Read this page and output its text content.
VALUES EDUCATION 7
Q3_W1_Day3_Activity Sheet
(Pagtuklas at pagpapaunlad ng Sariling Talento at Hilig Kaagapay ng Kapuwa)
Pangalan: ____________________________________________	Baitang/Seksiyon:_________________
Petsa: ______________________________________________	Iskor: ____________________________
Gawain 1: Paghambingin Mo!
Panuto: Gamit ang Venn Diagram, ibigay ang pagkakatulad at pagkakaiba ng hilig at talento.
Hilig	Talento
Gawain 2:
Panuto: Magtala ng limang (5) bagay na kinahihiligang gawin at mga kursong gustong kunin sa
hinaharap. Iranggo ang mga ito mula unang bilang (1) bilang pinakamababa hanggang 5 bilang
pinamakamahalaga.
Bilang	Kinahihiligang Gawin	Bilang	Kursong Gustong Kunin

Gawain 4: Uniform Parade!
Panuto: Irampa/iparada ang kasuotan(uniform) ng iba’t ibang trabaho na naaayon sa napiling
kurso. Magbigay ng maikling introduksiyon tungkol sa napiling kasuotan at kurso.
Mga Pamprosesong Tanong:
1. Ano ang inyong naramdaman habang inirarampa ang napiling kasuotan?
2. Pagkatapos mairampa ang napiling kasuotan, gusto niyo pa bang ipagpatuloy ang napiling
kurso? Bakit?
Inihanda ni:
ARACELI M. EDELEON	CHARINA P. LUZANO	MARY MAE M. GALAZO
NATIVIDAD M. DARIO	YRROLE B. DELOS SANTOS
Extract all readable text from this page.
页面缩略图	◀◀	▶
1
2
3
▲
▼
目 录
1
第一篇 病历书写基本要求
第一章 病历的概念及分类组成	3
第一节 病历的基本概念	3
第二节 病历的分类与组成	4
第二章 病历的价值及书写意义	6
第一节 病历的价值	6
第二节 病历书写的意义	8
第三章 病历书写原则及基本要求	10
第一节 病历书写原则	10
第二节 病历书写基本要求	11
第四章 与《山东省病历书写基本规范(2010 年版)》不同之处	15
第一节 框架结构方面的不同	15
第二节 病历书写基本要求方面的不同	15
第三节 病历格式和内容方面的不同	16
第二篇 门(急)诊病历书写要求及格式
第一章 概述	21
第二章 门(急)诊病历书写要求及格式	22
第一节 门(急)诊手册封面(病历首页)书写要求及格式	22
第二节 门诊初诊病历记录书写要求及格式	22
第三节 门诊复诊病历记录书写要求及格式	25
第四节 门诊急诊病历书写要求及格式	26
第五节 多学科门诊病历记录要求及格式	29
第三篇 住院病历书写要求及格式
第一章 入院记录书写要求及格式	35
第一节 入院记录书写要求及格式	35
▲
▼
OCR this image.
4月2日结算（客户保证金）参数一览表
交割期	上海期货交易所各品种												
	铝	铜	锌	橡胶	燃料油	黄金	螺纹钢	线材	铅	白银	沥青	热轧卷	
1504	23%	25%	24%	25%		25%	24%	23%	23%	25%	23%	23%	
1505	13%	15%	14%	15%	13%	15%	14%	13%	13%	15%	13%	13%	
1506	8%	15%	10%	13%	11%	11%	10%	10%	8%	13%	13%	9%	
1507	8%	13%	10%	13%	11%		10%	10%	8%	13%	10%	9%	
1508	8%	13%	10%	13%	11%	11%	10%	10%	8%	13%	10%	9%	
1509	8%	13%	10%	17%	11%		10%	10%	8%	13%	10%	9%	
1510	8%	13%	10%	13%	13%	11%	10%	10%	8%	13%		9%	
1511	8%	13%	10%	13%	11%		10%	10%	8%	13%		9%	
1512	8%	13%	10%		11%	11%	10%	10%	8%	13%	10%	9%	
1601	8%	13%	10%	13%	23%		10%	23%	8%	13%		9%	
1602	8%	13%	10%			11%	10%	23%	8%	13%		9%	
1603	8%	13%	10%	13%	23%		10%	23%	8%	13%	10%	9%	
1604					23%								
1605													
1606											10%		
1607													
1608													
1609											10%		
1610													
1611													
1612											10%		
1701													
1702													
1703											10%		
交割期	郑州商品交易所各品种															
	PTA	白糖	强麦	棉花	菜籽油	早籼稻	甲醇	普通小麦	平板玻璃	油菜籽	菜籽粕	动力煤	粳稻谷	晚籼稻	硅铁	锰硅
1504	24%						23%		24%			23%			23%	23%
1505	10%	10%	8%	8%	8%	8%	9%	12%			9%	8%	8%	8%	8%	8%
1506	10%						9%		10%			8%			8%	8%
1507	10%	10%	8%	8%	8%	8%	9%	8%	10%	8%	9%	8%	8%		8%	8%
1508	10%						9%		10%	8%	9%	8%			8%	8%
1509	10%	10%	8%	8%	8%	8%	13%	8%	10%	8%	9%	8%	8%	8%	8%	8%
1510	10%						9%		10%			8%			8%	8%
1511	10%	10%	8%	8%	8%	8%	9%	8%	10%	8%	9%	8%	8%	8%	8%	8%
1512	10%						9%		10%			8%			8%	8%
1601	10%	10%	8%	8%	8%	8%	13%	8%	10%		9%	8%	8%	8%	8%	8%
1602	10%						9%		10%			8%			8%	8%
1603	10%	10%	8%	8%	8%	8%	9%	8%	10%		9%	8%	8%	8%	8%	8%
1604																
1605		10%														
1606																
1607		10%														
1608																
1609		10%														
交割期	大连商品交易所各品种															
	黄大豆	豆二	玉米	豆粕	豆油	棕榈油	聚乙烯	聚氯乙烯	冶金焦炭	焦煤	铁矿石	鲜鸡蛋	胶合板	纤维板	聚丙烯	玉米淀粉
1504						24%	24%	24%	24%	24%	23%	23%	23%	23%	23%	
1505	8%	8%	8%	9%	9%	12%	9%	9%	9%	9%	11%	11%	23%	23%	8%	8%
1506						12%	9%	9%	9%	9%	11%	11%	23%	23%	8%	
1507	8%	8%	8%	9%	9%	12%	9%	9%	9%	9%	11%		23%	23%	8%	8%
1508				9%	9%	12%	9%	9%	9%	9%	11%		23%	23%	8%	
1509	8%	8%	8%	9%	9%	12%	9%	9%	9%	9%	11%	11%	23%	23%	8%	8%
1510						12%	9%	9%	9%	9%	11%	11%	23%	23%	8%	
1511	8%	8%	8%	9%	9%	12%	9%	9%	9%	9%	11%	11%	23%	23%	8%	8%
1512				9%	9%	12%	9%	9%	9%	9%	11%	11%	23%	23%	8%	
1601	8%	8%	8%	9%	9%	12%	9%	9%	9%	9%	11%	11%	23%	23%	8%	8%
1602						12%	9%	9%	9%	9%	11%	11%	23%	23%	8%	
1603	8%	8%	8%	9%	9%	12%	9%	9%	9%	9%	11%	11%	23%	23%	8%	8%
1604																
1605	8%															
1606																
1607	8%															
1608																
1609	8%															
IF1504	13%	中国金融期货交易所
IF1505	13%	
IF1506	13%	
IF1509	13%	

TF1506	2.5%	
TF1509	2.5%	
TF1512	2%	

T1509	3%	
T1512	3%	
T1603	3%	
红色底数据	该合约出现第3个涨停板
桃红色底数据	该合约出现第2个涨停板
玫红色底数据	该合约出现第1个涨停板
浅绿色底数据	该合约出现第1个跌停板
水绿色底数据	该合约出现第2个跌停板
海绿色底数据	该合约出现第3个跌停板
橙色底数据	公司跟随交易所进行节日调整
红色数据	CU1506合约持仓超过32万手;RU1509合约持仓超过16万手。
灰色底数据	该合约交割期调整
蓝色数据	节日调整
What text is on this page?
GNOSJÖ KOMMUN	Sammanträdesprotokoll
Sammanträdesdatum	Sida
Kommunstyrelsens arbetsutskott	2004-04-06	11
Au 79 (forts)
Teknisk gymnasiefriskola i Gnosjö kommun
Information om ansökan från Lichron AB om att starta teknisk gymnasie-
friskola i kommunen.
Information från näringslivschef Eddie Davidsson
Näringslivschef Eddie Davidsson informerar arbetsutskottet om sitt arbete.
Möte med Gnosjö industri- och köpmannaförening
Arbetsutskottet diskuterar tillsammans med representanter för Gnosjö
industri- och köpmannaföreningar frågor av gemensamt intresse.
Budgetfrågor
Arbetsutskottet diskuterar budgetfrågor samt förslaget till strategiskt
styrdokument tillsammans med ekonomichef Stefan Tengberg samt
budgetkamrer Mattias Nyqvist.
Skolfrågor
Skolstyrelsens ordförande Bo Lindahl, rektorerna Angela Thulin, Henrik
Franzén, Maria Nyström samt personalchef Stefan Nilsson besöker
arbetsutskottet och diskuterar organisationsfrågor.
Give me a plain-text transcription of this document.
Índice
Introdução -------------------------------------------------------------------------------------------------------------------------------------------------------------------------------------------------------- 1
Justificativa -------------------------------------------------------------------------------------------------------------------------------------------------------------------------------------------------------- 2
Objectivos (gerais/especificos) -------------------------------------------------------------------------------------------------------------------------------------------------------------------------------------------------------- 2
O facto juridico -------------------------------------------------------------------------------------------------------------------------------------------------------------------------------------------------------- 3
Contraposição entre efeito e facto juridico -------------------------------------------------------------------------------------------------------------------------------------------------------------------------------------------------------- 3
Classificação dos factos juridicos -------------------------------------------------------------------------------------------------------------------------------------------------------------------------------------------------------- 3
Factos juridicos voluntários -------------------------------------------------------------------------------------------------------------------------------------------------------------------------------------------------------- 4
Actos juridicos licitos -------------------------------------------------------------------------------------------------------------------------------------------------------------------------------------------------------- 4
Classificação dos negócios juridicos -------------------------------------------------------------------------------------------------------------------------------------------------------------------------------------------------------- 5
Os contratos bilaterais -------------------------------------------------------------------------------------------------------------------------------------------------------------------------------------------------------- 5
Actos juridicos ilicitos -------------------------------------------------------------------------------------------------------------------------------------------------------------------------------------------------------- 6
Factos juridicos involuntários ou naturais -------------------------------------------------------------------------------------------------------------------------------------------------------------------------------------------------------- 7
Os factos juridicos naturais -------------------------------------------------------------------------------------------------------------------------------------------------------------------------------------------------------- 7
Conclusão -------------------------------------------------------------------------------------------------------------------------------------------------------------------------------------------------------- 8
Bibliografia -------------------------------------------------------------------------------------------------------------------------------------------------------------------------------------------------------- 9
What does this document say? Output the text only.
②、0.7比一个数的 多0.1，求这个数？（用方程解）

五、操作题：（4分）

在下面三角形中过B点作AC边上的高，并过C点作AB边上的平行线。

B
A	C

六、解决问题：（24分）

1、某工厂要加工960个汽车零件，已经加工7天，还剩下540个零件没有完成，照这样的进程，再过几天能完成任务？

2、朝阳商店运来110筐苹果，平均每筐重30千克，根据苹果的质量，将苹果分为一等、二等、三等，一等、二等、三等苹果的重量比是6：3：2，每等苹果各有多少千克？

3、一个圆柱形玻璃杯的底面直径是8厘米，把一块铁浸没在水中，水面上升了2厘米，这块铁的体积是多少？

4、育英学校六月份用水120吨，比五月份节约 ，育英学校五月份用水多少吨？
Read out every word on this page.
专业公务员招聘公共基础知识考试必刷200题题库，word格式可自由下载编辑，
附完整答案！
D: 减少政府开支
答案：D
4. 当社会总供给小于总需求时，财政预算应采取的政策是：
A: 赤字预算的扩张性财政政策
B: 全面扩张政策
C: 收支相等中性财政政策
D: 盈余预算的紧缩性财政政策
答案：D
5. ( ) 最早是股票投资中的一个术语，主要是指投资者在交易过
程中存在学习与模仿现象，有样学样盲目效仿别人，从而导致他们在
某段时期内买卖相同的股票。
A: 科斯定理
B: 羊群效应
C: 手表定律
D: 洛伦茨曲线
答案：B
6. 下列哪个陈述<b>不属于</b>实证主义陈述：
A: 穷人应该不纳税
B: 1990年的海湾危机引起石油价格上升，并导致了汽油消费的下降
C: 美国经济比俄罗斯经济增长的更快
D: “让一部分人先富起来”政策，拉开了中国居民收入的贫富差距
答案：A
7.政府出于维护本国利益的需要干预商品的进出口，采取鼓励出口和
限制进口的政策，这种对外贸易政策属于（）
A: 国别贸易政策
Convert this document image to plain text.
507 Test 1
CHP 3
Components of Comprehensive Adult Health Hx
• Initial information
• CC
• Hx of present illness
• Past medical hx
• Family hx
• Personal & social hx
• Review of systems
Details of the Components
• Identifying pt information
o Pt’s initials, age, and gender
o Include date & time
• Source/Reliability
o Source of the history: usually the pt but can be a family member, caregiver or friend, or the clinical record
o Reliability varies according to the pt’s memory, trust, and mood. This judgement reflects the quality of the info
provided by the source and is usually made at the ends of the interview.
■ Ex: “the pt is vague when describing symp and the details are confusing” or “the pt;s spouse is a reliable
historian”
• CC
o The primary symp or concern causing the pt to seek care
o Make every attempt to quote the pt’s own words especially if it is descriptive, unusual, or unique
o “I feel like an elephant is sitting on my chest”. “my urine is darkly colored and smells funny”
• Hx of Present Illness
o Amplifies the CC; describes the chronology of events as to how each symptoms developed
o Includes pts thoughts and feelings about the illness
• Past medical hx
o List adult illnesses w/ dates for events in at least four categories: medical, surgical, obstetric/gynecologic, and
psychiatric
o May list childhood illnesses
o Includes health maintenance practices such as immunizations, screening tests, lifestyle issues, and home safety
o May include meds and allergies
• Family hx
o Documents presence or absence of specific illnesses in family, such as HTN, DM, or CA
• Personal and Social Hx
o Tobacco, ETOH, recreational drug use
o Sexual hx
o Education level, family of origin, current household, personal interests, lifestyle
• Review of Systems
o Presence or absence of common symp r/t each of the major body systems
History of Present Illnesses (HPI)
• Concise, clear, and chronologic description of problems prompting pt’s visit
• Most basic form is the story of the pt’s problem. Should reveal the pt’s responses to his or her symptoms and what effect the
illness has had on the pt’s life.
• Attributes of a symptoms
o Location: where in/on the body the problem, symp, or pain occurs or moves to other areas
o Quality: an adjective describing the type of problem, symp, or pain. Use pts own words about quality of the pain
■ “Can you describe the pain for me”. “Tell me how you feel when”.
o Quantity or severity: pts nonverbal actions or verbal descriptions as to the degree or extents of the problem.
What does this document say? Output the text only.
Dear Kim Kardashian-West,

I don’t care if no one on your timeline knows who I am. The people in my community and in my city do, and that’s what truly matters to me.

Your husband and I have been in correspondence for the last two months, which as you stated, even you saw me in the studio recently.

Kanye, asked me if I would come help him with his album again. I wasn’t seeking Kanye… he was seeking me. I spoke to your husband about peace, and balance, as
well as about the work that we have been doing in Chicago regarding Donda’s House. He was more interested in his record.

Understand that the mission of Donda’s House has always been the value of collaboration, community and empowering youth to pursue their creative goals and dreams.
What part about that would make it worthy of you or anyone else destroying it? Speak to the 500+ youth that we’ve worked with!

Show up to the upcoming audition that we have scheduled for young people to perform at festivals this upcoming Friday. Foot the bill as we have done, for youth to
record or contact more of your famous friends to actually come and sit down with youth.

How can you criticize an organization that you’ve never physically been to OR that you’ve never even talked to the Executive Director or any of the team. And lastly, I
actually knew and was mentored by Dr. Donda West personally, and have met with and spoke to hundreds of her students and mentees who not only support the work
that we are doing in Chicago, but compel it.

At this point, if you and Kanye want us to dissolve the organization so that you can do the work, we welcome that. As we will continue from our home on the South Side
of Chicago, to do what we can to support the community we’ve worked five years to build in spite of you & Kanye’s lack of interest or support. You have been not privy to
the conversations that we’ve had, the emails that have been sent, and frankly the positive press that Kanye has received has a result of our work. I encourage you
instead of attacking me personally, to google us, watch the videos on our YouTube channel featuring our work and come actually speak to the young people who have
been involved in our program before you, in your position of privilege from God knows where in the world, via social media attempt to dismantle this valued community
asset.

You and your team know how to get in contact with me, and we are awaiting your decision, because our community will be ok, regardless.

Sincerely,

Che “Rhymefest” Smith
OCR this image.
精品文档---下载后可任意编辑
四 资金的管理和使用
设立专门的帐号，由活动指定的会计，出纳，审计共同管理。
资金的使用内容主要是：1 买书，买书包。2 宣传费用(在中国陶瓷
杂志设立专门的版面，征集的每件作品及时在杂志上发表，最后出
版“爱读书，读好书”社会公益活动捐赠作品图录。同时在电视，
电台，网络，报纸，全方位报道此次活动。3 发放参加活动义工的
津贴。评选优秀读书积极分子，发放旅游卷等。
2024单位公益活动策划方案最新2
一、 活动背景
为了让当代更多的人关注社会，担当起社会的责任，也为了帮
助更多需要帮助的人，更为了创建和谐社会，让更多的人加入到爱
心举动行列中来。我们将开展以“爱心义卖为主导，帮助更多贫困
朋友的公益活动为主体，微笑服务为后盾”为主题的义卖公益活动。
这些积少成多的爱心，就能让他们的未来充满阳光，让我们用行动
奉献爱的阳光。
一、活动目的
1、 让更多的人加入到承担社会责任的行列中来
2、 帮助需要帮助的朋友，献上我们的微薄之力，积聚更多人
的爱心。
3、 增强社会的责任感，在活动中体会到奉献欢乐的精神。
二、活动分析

Written task ▸
From the records above, pick out and copy each line holding the word "doing".

Problem solution ▸
well as about the work that we have been doing in Chicago regarding Donda’s House. He was more interested in his record.
that we are doing in Chicago, but compel it.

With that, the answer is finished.